Start Record excerpts

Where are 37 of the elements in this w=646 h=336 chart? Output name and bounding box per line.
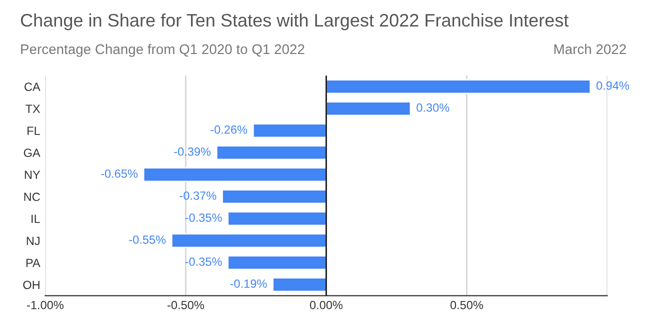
y-tick-label: IL bbox=[32, 214, 40, 223]
x-tick-label: 0.00% bbox=[310, 300, 343, 310]
data-label: -0.35% bbox=[185, 257, 222, 266]
bar bbox=[272, 277, 327, 292]
y-tick-label: TX bbox=[26, 104, 40, 113]
x-tick-label: -1.00% bbox=[27, 300, 64, 310]
chart-title: Change in Share for Ten States with Largest 2022 Franchise Interest bbox=[20, 13, 569, 30]
y-tick-label: NJ bbox=[26, 236, 40, 246]
y-tick-label: OH bbox=[23, 280, 40, 290]
bar bbox=[142, 167, 327, 182]
data-label: -0.26% bbox=[210, 125, 248, 134]
data-label: -0.39% bbox=[174, 147, 211, 156]
y-tick-label: NY bbox=[24, 170, 40, 179]
bar bbox=[227, 255, 327, 270]
bar bbox=[326, 101, 412, 116]
data-label: -0.65% bbox=[101, 169, 138, 178]
chart-subtitle: Percentage Change from Q1 2020 to Q1 2022 bbox=[21, 44, 304, 57]
bar bbox=[227, 211, 327, 226]
bar bbox=[216, 145, 327, 160]
data-label: -0.55% bbox=[129, 235, 166, 244]
data-label: 0.94% bbox=[596, 81, 630, 90]
y-tick-label: FL bbox=[28, 126, 40, 135]
bar bbox=[326, 79, 592, 94]
data-label: -0.37% bbox=[180, 191, 216, 200]
x-tick-label: -0.50% bbox=[168, 300, 204, 310]
y-tick-label: NC bbox=[24, 192, 40, 202]
bar bbox=[252, 123, 327, 138]
y-tick-label: GA bbox=[24, 148, 40, 158]
data-label: -0.35% bbox=[185, 213, 222, 222]
y-tick-label: CA bbox=[24, 82, 40, 91]
x-tick-label: 0.50% bbox=[450, 300, 484, 310]
y-tick-label: PA bbox=[26, 258, 40, 267]
bar bbox=[222, 189, 327, 204]
bar bbox=[170, 233, 327, 248]
data-label: 0.30% bbox=[416, 103, 450, 112]
data-label: -0.19% bbox=[230, 279, 267, 288]
text: March 2022 bbox=[554, 44, 626, 54]
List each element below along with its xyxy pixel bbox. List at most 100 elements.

End Record excerpts

■ **Instructions to follow**
Copy the records verbatim from the line with "y-tick-label: IL bbox=[32, 214, 40, 223]" up to and including the line with "data-label: -0.26% bbox=[210, 125, 248, 134]".

■ **Worked answer**
y-tick-label: IL bbox=[32, 214, 40, 223]
x-tick-label: 0.00% bbox=[310, 300, 343, 310]
data-label: -0.35% bbox=[185, 257, 222, 266]
bar bbox=[272, 277, 327, 292]
y-tick-label: TX bbox=[26, 104, 40, 113]
x-tick-label: -1.00% bbox=[27, 300, 64, 310]
chart-title: Change in Share for Ten States with Largest 2022 Franchise Interest bbox=[20, 13, 569, 30]
y-tick-label: NJ bbox=[26, 236, 40, 246]
y-tick-label: OH bbox=[23, 280, 40, 290]
bar bbox=[142, 167, 327, 182]
data-label: -0.26% bbox=[210, 125, 248, 134]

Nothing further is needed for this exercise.